* [DATA PROVIDED]
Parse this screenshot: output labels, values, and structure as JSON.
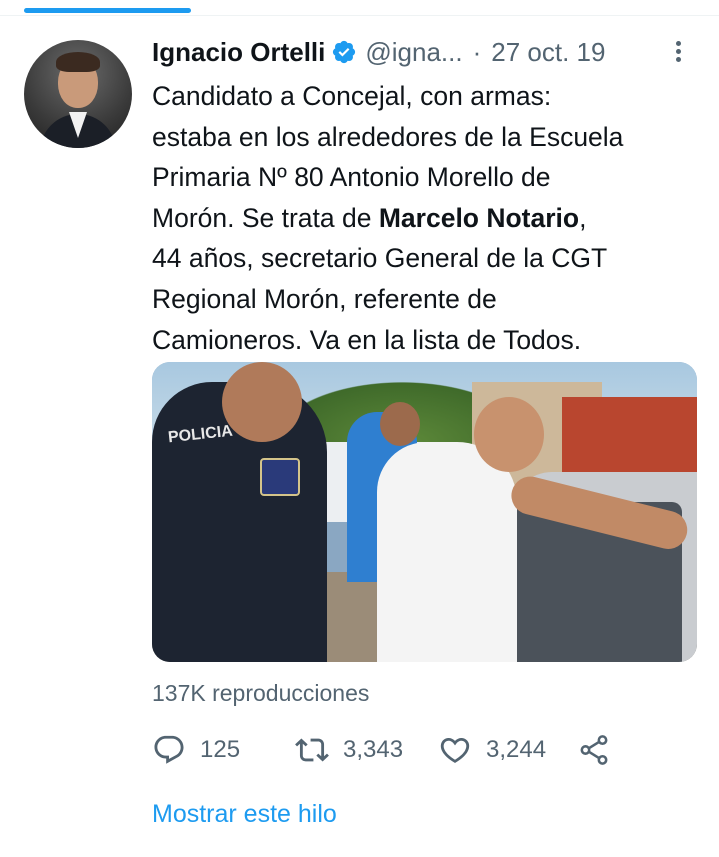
{
  "tweet": {
    "author_name": "Ignacio Ortelli",
    "handle": "@igna...",
    "separator": "·",
    "date": "27 oct. 19",
    "text_lines": {
      "line1": "Candidato a Concejal, con armas:",
      "line2": "estaba en los alrededores de la Escuela",
      "line3": "Primaria Nº 80 Antonio Morello de",
      "line4_pre": "Morón. Se trata de ",
      "line4_bold": "Marcelo Notario",
      "line4_post": ",",
      "line5": "44 años, secretario General de la CGT",
      "line6": "Regional Morón, referente de",
      "line7": "Camioneros. Va en la lista de Todos."
    },
    "media": {
      "vest_text": "POLICIA"
    },
    "views": "137K reproducciones",
    "replies": "125",
    "retweets": "3,343",
    "likes": "3,244",
    "show_thread": "Mostrar este hilo"
  },
  "colors": {
    "accent": "#1d9bf0",
    "secondary_text": "#536471",
    "primary_text": "#0f1419"
  },
  "icons": [
    "verified-badge-icon",
    "more-icon",
    "reply-icon",
    "retweet-icon",
    "like-icon",
    "share-icon"
  ]
}
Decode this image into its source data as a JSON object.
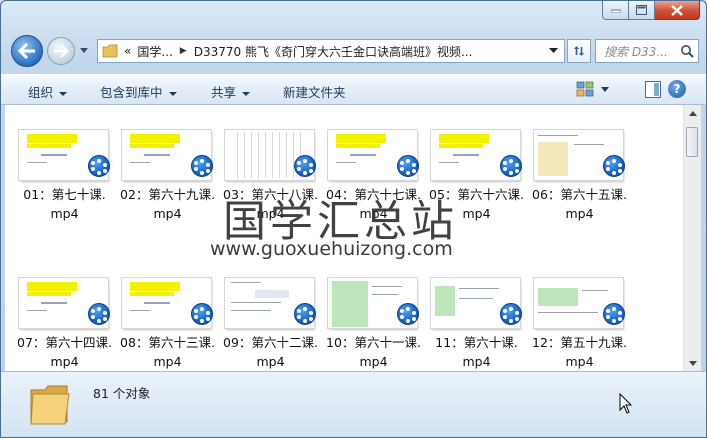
{
  "window": {
    "caption_buttons": {
      "minimize": "minimize-icon",
      "maximize": "maximize-icon",
      "close": "close-icon"
    }
  },
  "nav": {
    "breadcrumb": [
      "«",
      "国学...",
      "D33770 熊飞《奇门穿大六壬金口诀高端班》视频..."
    ],
    "search_placeholder": "搜索 D33..."
  },
  "toolbar": {
    "organize": "组织",
    "include_in_library": "包含到库中",
    "share": "共享",
    "new_folder": "新建文件夹",
    "help": "?"
  },
  "files": [
    {
      "line1": "01：第七十课.",
      "line2": "mp4",
      "style": "yellow"
    },
    {
      "line1": "02：第六十九课.",
      "line2": "mp4",
      "style": "yellow"
    },
    {
      "line1": "03：第六十八课.",
      "line2": "mp4",
      "style": "table"
    },
    {
      "line1": "04：第六十七课.",
      "line2": "mp4",
      "style": "yellow"
    },
    {
      "line1": "05：第六十六课.",
      "line2": "mp4",
      "style": "yellow"
    },
    {
      "line1": "06：第六十五课.",
      "line2": "mp4",
      "style": "grid"
    },
    {
      "line1": "07：第六十四课.",
      "line2": "mp4",
      "style": "yellow"
    },
    {
      "line1": "08：第六十三课.",
      "line2": "mp4",
      "style": "yellow"
    },
    {
      "line1": "09：第六十二课.",
      "line2": "mp4",
      "style": "text"
    },
    {
      "line1": "10：第六十一课.",
      "line2": "mp4",
      "style": "green"
    },
    {
      "line1": "11：第六十课.",
      "line2": "mp4",
      "style": "green2"
    },
    {
      "line1": "12：第五十九课.",
      "line2": "mp4",
      "style": "green3"
    }
  ],
  "watermark": {
    "title": "国学汇总站",
    "url": "www.guoxuehuizong.com"
  },
  "status": {
    "item_count": "81 个对象"
  },
  "colors": {
    "accent": "#1561c4",
    "highlight": "#f3f000",
    "close": "#cf4f34"
  }
}
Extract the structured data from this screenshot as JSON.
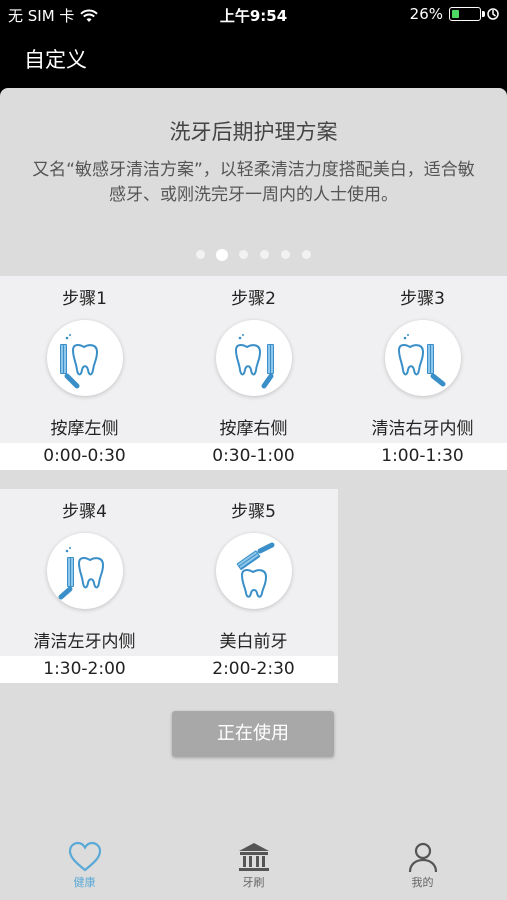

* [YOUR INSTRUCTIONS] In the data above, tally the lines holding "JSON" and answer with the figure only.

* [FINISHED ANSWER] 3